Items listed in a dataset
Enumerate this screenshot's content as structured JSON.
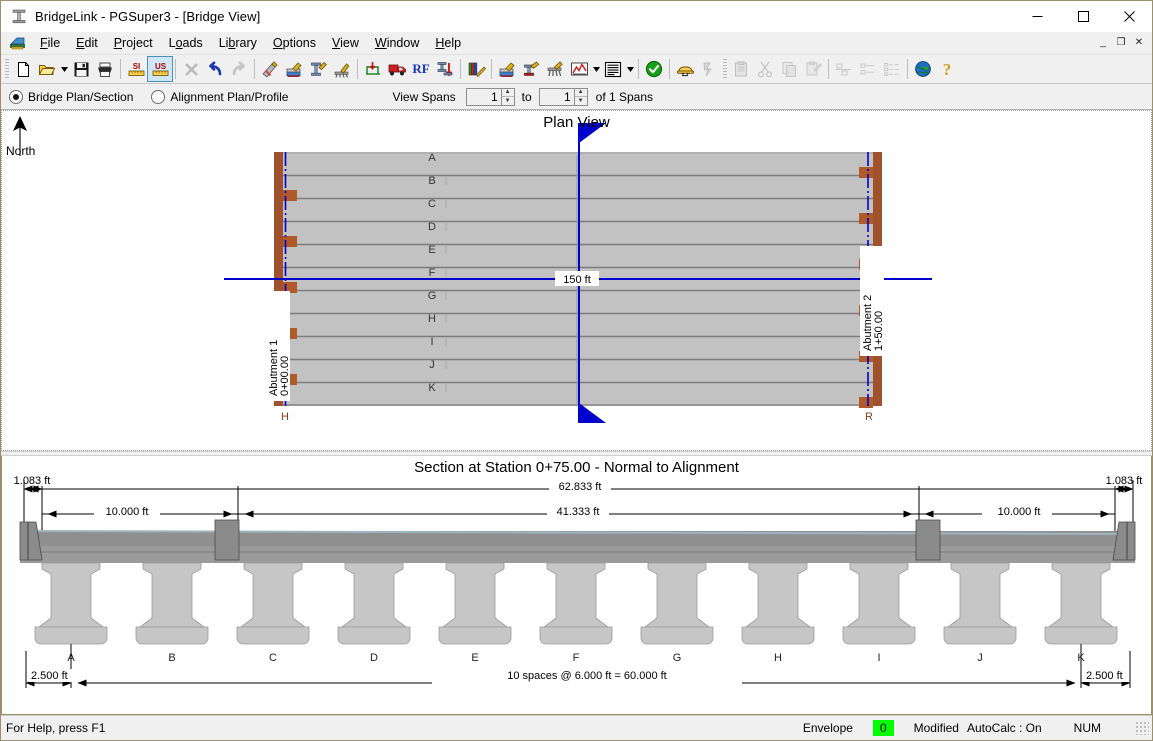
{
  "window": {
    "title": "BridgeLink - PGSuper3 - [Bridge View]",
    "minimize": "─",
    "maximize": "☐",
    "close": "✕",
    "mdi_minimize": "_",
    "mdi_restore": "❐",
    "mdi_close": "✕"
  },
  "menu": {
    "items": [
      {
        "label": "File",
        "accel": "F"
      },
      {
        "label": "Edit",
        "accel": "E"
      },
      {
        "label": "Project",
        "accel": "P"
      },
      {
        "label": "Loads",
        "accel": "o"
      },
      {
        "label": "Library",
        "accel": "b"
      },
      {
        "label": "Options",
        "accel": "O"
      },
      {
        "label": "View",
        "accel": "V"
      },
      {
        "label": "Window",
        "accel": "W"
      },
      {
        "label": "Help",
        "accel": "H"
      }
    ]
  },
  "toolbar": {
    "buttons": [
      {
        "name": "new-file-icon",
        "tip": "New"
      },
      {
        "name": "open-file-icon",
        "tip": "Open"
      },
      {
        "name": "open-dropdown-caret-icon",
        "tip": "Recent files"
      },
      {
        "name": "save-icon",
        "tip": "Save"
      },
      {
        "name": "print-icon",
        "tip": "Print"
      },
      {
        "name": "si-units-icon",
        "tip": "SI Units",
        "label": "SI"
      },
      {
        "name": "us-units-icon",
        "tip": "US Units",
        "label": "US",
        "active": true
      },
      {
        "name": "delete-icon",
        "tip": "Delete"
      },
      {
        "name": "undo-icon",
        "tip": "Undo"
      },
      {
        "name": "redo-icon",
        "tip": "Redo"
      },
      {
        "name": "edit-bridge-icon",
        "tip": "Edit Bridge"
      },
      {
        "name": "edit-deck-icon",
        "tip": "Edit Deck"
      },
      {
        "name": "edit-girder-icon",
        "tip": "Edit Girder"
      },
      {
        "name": "edit-pier-icon",
        "tip": "Edit Pier"
      },
      {
        "name": "loads-icon",
        "tip": "Loads"
      },
      {
        "name": "live-load-truck-icon",
        "tip": "Live Loads"
      },
      {
        "name": "rating-icon",
        "tip": "Load Rating",
        "label": "RF"
      },
      {
        "name": "design-girder-icon",
        "tip": "Design Girder"
      },
      {
        "name": "library-editor-icon",
        "tip": "Library Editor"
      },
      {
        "name": "deck-view-icon",
        "tip": "Deck View"
      },
      {
        "name": "girder-view-icon",
        "tip": "Girder View"
      },
      {
        "name": "pier-view-icon",
        "tip": "Pier View"
      },
      {
        "name": "graph-view-icon",
        "tip": "Graphs"
      },
      {
        "name": "graph-dropdown-caret-icon",
        "tip": "Graph list"
      },
      {
        "name": "report-view-icon",
        "tip": "Reports"
      },
      {
        "name": "report-dropdown-caret-icon",
        "tip": "Report list"
      },
      {
        "name": "spec-check-icon",
        "tip": "Specification Check"
      },
      {
        "name": "design-helper-icon",
        "tip": "Design"
      },
      {
        "name": "analysis-icon",
        "tip": "Analysis"
      },
      {
        "name": "paste-special-icon",
        "tip": "Paste Special"
      },
      {
        "name": "cut-icon",
        "tip": "Cut"
      },
      {
        "name": "copy-icon",
        "tip": "Copy"
      },
      {
        "name": "paste-icon",
        "tip": "Paste"
      },
      {
        "name": "align-left-icon",
        "tip": "Align"
      },
      {
        "name": "list-small-icon",
        "tip": "List"
      },
      {
        "name": "list-detail-icon",
        "tip": "Details"
      },
      {
        "name": "web-help-icon",
        "tip": "Online"
      },
      {
        "name": "about-help-icon",
        "tip": "Help"
      }
    ]
  },
  "viewbar": {
    "bridge_plan_section": "Bridge Plan/Section",
    "alignment_plan_profile": "Alignment Plan/Profile",
    "selected": "Bridge Plan/Section",
    "view_spans_label": "View Spans",
    "span_from": "1",
    "to_label": "to",
    "span_to": "1",
    "of_spans_label": "of 1 Spans",
    "spin_up": "▲",
    "spin_down": "▼"
  },
  "plan_view": {
    "title": "Plan View",
    "north_label": "North",
    "girder_labels": [
      "A",
      "B",
      "C",
      "D",
      "E",
      "F",
      "G",
      "H",
      "I",
      "J",
      "K"
    ],
    "span_length_label": "150 ft",
    "abutment_1_label": "Abutment 1",
    "abutment_1_station": "0+00.00",
    "abutment_2_label": "Abutment 2",
    "abutment_2_station": "1+50.00",
    "left_corner_label": "H",
    "right_corner_label": "R"
  },
  "section_view": {
    "title": "Section at Station 0+75.00 - Normal to Alignment",
    "dim_overall": "62.833 ft",
    "dim_roadway": "41.333 ft",
    "dim_left_barrier": "1.083 ft",
    "dim_right_barrier": "1.083 ft",
    "dim_left_shoulder": "10.000 ft",
    "dim_right_shoulder": "10.000 ft",
    "dim_left_overhang": "2.500 ft",
    "dim_right_overhang": "2.500 ft",
    "dim_spacing": "10 spaces @ 6.000 ft = 60.000 ft",
    "girder_labels": [
      "A",
      "B",
      "C",
      "D",
      "E",
      "F",
      "G",
      "H",
      "I",
      "J",
      "K"
    ]
  },
  "statusbar": {
    "help_text": "For Help, press F1",
    "envelope": "Envelope",
    "count_badge": "0",
    "modified": "Modified",
    "autocalc": "AutoCalc : On",
    "num_lock": "NUM"
  },
  "colors": {
    "accent": "#0000cd",
    "abutment": "#a0522d",
    "girder_fill": "#c0c0c0",
    "deck_fill": "#b3b3b3",
    "status_green": "#00ff00",
    "window_frame": "#9a8f6a"
  }
}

REQUEST:
Transcribe each entry precisely as given, leaving the pictures out.

EXERCISE RESPONSE:
Enumerate this screenshot's content as structured JSON.
{
  "window": {
    "title": "BridgeLink - PGSuper3 - [Bridge View]",
    "minimize": "─",
    "maximize": "☐",
    "close": "✕",
    "mdi_minimize": "_",
    "mdi_restore": "❐",
    "mdi_close": "✕"
  },
  "menu": {
    "items": [
      {
        "label": "File",
        "accel": "F"
      },
      {
        "label": "Edit",
        "accel": "E"
      },
      {
        "label": "Project",
        "accel": "P"
      },
      {
        "label": "Loads",
        "accel": "o"
      },
      {
        "label": "Library",
        "accel": "b"
      },
      {
        "label": "Options",
        "accel": "O"
      },
      {
        "label": "View",
        "accel": "V"
      },
      {
        "label": "Window",
        "accel": "W"
      },
      {
        "label": "Help",
        "accel": "H"
      }
    ]
  },
  "toolbar": {
    "buttons": [
      {
        "name": "new-file-icon",
        "tip": "New"
      },
      {
        "name": "open-file-icon",
        "tip": "Open"
      },
      {
        "name": "open-dropdown-caret-icon",
        "tip": "Recent files"
      },
      {
        "name": "save-icon",
        "tip": "Save"
      },
      {
        "name": "print-icon",
        "tip": "Print"
      },
      {
        "name": "si-units-icon",
        "tip": "SI Units",
        "label": "SI"
      },
      {
        "name": "us-units-icon",
        "tip": "US Units",
        "label": "US",
        "active": true
      },
      {
        "name": "delete-icon",
        "tip": "Delete"
      },
      {
        "name": "undo-icon",
        "tip": "Undo"
      },
      {
        "name": "redo-icon",
        "tip": "Redo"
      },
      {
        "name": "edit-bridge-icon",
        "tip": "Edit Bridge"
      },
      {
        "name": "edit-deck-icon",
        "tip": "Edit Deck"
      },
      {
        "name": "edit-girder-icon",
        "tip": "Edit Girder"
      },
      {
        "name": "edit-pier-icon",
        "tip": "Edit Pier"
      },
      {
        "name": "loads-icon",
        "tip": "Loads"
      },
      {
        "name": "live-load-truck-icon",
        "tip": "Live Loads"
      },
      {
        "name": "rating-icon",
        "tip": "Load Rating",
        "label": "RF"
      },
      {
        "name": "design-girder-icon",
        "tip": "Design Girder"
      },
      {
        "name": "library-editor-icon",
        "tip": "Library Editor"
      },
      {
        "name": "deck-view-icon",
        "tip": "Deck View"
      },
      {
        "name": "girder-view-icon",
        "tip": "Girder View"
      },
      {
        "name": "pier-view-icon",
        "tip": "Pier View"
      },
      {
        "name": "graph-view-icon",
        "tip": "Graphs"
      },
      {
        "name": "graph-dropdown-caret-icon",
        "tip": "Graph list"
      },
      {
        "name": "report-view-icon",
        "tip": "Reports"
      },
      {
        "name": "report-dropdown-caret-icon",
        "tip": "Report list"
      },
      {
        "name": "spec-check-icon",
        "tip": "Specification Check"
      },
      {
        "name": "design-helper-icon",
        "tip": "Design"
      },
      {
        "name": "analysis-icon",
        "tip": "Analysis"
      },
      {
        "name": "paste-special-icon",
        "tip": "Paste Special"
      },
      {
        "name": "cut-icon",
        "tip": "Cut"
      },
      {
        "name": "copy-icon",
        "tip": "Copy"
      },
      {
        "name": "paste-icon",
        "tip": "Paste"
      },
      {
        "name": "align-left-icon",
        "tip": "Align"
      },
      {
        "name": "list-small-icon",
        "tip": "List"
      },
      {
        "name": "list-detail-icon",
        "tip": "Details"
      },
      {
        "name": "web-help-icon",
        "tip": "Online"
      },
      {
        "name": "about-help-icon",
        "tip": "Help"
      }
    ]
  },
  "viewbar": {
    "bridge_plan_section": "Bridge Plan/Section",
    "alignment_plan_profile": "Alignment Plan/Profile",
    "selected": "Bridge Plan/Section",
    "view_spans_label": "View Spans",
    "span_from": "1",
    "to_label": "to",
    "span_to": "1",
    "of_spans_label": "of 1 Spans",
    "spin_up": "▲",
    "spin_down": "▼"
  },
  "plan_view": {
    "title": "Plan View",
    "north_label": "North",
    "girder_labels": [
      "A",
      "B",
      "C",
      "D",
      "E",
      "F",
      "G",
      "H",
      "I",
      "J",
      "K"
    ],
    "span_length_label": "150 ft",
    "abutment_1_label": "Abutment 1",
    "abutment_1_station": "0+00.00",
    "abutment_2_label": "Abutment 2",
    "abutment_2_station": "1+50.00",
    "left_corner_label": "H",
    "right_corner_label": "R"
  },
  "section_view": {
    "title": "Section at Station 0+75.00 - Normal to Alignment",
    "dim_overall": "62.833 ft",
    "dim_roadway": "41.333 ft",
    "dim_left_barrier": "1.083 ft",
    "dim_right_barrier": "1.083 ft",
    "dim_left_shoulder": "10.000 ft",
    "dim_right_shoulder": "10.000 ft",
    "dim_left_overhang": "2.500 ft",
    "dim_right_overhang": "2.500 ft",
    "dim_spacing": "10 spaces @ 6.000 ft = 60.000 ft",
    "girder_labels": [
      "A",
      "B",
      "C",
      "D",
      "E",
      "F",
      "G",
      "H",
      "I",
      "J",
      "K"
    ]
  },
  "statusbar": {
    "help_text": "For Help, press F1",
    "envelope": "Envelope",
    "count_badge": "0",
    "modified": "Modified",
    "autocalc": "AutoCalc : On",
    "num_lock": "NUM"
  },
  "colors": {
    "accent": "#0000cd",
    "abutment": "#a0522d",
    "girder_fill": "#c0c0c0",
    "deck_fill": "#b3b3b3",
    "status_green": "#00ff00",
    "window_frame": "#9a8f6a"
  }
}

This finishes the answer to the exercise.